**Information given**

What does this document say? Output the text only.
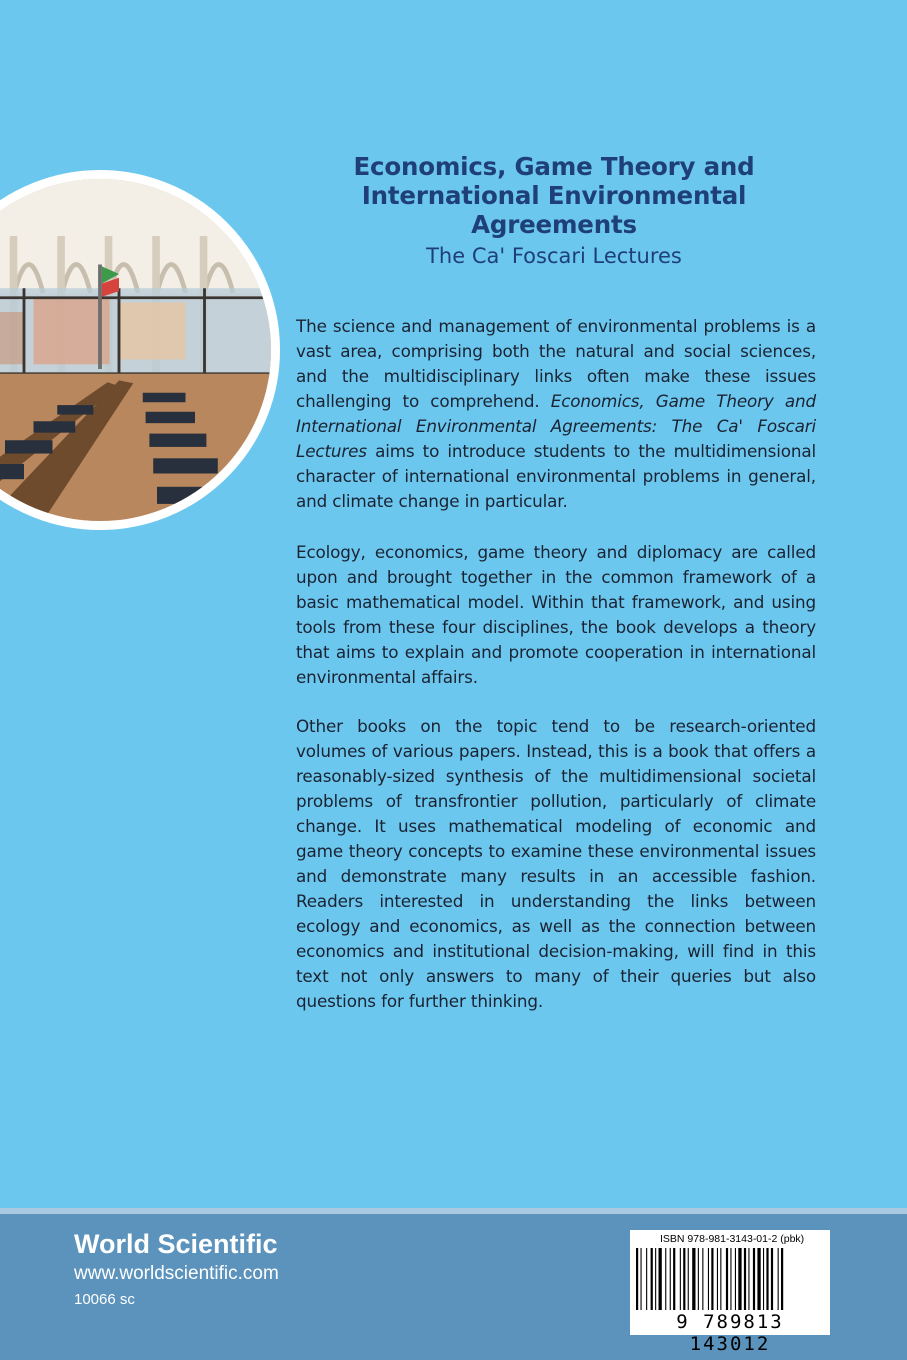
Economics, Game Theory and International Environmental Agreements

The Ca' Foscari Lectures

The science and management of environmental problems is a vast area, comprising both the natural and social sciences, and the multidisciplinary links often make these issues challenging to comprehend. Economics, Game Theory and International Environmental Agreements: The Ca' Foscari Lectures aims to introduce students to the multidimensional character of international environmental problems in general, and climate change in particular.

Ecology, economics, game theory and diplomacy are called upon and brought together in the common framework of a basic mathematical model. Within that framework, and using tools from these four disciplines, the book develops a theory that aims to explain and promote cooperation in international environmental affairs.

Other books on the topic tend to be research-oriented volumes of various papers. Instead, this is a book that offers a reasonably-sized synthesis of the multidimensional societal problems of transfrontier pollution, particularly of climate change. It uses mathematical modeling of economic and game theory concepts to examine these environmental issues and demonstrate many results in an accessible fashion. Readers interested in understanding the links between ecology and economics, as well as the connection between economics and institutional decision-making, will find in this text not only answers to many of their queries but also questions for further thinking.

World Scientific
www.worldscientific.com
10066 sc
ISBN 978-981-3143-01-2 (pbk)
9 789813 143012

**Direction**
Establish how many lines of the material above hold the word "only". Nothing but the count should be returned.

**Full answer**
2